SHORT EXERCISE »
Count how many lines of the material hold "Куриная". Respond with that number alone.

======== RECORDS SHOWN ========

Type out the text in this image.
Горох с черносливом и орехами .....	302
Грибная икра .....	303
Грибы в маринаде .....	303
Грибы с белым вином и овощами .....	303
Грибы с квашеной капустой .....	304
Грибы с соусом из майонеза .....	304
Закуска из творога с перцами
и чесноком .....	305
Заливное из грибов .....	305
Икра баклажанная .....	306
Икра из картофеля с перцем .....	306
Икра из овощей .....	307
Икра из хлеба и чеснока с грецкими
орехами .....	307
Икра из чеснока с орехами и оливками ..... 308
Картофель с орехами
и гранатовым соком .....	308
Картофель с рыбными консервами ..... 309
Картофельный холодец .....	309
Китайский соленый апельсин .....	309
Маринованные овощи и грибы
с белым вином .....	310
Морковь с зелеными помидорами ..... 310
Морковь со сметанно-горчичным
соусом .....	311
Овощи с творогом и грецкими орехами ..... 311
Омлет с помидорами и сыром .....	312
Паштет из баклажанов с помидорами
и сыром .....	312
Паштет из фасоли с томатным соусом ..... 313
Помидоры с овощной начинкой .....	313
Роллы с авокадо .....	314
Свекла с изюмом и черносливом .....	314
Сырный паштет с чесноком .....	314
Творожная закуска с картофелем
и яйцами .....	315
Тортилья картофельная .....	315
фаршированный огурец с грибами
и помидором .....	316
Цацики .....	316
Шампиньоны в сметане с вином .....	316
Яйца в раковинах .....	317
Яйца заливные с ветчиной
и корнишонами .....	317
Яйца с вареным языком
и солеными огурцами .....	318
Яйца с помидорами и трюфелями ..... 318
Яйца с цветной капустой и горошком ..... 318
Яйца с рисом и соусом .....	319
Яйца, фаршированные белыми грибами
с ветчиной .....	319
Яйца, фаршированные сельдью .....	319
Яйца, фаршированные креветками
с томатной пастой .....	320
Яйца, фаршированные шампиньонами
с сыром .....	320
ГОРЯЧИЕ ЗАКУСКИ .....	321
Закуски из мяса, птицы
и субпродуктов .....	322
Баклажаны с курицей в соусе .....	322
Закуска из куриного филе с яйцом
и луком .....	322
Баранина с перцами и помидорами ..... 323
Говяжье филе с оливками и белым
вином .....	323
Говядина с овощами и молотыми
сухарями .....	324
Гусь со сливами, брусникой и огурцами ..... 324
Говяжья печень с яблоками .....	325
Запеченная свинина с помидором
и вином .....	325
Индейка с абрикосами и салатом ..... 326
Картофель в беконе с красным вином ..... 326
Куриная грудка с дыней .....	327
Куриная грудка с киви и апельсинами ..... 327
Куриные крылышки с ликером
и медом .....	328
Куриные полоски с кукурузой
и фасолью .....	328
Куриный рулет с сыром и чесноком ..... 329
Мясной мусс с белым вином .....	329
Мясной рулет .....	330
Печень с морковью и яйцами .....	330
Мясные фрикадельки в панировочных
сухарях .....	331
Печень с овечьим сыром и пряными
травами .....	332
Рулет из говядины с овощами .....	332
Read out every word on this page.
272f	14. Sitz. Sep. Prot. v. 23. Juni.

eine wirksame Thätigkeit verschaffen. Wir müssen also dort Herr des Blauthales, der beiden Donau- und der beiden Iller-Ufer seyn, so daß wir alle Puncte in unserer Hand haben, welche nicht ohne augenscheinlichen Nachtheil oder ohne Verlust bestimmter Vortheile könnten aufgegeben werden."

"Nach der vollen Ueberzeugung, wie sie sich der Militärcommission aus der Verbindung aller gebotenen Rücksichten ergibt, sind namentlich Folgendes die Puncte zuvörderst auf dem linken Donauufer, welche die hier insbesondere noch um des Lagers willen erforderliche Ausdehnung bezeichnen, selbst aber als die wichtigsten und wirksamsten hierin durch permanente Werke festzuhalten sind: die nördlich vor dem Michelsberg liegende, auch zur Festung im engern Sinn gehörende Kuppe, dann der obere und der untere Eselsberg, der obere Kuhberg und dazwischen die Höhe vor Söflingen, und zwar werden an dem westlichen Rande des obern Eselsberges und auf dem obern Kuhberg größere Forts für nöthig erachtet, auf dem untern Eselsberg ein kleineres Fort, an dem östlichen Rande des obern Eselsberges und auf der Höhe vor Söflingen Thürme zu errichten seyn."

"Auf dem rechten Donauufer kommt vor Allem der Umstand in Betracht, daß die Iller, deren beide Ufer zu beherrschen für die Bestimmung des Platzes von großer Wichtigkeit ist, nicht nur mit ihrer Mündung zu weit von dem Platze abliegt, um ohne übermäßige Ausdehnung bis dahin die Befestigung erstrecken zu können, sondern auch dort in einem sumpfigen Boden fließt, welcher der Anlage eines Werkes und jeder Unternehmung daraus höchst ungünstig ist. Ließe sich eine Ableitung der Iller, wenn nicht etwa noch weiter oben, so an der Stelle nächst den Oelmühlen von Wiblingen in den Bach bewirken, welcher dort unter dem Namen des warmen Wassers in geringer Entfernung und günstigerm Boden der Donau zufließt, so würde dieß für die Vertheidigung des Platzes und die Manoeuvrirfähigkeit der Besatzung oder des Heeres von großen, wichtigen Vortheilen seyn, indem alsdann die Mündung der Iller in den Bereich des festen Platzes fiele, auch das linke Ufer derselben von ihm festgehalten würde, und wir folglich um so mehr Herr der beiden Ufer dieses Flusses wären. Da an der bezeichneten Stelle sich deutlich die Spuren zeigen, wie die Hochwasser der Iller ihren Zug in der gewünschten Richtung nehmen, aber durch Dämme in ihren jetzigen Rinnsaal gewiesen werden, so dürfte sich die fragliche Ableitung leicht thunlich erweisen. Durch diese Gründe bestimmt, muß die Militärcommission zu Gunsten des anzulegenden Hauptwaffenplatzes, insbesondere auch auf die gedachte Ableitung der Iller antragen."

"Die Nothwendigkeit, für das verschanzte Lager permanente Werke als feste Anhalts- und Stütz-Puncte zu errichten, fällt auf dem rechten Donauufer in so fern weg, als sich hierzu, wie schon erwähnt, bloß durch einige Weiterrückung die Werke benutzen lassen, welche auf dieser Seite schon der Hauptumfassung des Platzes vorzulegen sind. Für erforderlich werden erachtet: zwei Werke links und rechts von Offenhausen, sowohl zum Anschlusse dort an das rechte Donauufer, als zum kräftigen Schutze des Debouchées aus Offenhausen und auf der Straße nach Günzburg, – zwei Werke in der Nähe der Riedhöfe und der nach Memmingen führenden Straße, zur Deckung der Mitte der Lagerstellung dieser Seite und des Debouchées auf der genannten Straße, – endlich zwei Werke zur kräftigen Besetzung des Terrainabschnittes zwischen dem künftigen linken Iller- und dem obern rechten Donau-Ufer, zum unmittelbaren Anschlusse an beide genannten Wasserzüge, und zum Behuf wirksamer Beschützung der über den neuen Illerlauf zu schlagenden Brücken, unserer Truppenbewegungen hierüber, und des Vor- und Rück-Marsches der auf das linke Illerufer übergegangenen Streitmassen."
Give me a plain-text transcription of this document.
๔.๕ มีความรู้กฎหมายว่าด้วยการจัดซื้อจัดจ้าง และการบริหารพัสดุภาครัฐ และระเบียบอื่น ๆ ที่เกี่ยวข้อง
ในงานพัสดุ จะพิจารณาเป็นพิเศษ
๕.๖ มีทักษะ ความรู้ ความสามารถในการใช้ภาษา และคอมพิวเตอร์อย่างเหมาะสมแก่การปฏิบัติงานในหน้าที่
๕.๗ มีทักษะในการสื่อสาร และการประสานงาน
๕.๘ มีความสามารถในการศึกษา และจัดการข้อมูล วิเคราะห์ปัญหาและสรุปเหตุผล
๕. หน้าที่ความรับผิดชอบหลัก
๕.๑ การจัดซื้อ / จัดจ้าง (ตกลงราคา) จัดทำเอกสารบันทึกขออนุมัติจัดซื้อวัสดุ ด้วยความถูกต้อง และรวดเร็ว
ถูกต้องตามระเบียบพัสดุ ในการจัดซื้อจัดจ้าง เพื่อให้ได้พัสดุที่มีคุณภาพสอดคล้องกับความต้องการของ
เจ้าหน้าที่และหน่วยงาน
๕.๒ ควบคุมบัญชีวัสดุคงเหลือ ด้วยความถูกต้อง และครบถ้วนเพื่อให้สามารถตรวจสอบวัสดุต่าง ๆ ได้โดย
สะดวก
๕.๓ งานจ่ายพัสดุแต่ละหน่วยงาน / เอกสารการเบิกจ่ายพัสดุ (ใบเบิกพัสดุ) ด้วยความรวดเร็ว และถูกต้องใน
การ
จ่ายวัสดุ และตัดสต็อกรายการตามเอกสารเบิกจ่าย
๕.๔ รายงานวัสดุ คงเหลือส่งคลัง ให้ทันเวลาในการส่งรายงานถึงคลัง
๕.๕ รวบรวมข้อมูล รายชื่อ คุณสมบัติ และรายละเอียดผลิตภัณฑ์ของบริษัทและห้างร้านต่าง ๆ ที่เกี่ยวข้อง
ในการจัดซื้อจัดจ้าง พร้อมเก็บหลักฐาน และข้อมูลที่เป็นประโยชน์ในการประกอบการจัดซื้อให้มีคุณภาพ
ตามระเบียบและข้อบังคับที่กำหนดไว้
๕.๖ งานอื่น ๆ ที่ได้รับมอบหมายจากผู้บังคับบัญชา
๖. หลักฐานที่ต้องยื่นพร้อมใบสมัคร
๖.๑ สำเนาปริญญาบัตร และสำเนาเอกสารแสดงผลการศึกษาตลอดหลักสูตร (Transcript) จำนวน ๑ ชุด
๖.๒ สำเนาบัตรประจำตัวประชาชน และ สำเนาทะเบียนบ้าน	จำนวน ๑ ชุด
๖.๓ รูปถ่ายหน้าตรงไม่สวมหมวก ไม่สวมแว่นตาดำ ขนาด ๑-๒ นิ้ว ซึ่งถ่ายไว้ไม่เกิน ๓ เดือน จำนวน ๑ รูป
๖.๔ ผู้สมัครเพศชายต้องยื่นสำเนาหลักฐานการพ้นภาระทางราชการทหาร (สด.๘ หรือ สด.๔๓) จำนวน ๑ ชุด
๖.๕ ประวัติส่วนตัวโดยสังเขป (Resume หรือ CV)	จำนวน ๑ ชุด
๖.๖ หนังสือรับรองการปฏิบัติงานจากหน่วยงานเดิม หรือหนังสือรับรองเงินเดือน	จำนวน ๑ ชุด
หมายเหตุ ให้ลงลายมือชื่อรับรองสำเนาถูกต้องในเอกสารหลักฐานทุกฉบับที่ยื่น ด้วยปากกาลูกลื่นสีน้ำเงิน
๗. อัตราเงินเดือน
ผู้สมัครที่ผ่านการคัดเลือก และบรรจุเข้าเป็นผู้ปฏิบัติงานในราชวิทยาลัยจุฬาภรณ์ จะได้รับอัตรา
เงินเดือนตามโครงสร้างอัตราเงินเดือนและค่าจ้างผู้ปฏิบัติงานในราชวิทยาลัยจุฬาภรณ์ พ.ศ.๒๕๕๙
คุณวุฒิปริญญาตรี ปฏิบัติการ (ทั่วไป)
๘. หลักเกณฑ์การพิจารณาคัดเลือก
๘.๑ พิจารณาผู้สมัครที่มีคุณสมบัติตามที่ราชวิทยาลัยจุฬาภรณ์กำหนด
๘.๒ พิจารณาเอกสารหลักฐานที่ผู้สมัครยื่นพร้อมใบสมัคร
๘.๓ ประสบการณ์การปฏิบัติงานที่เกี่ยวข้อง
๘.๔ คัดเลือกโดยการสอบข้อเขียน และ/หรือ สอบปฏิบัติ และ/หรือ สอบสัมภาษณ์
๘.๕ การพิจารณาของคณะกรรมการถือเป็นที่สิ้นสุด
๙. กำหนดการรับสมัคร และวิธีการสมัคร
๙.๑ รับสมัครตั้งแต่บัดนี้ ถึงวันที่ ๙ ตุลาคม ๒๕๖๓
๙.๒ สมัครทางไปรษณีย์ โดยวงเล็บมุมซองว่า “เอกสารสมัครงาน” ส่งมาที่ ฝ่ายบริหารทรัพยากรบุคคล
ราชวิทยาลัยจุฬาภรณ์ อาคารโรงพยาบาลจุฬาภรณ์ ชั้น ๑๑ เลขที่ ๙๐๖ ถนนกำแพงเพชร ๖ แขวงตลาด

========

ANSWER TO THE EXERCISE »
2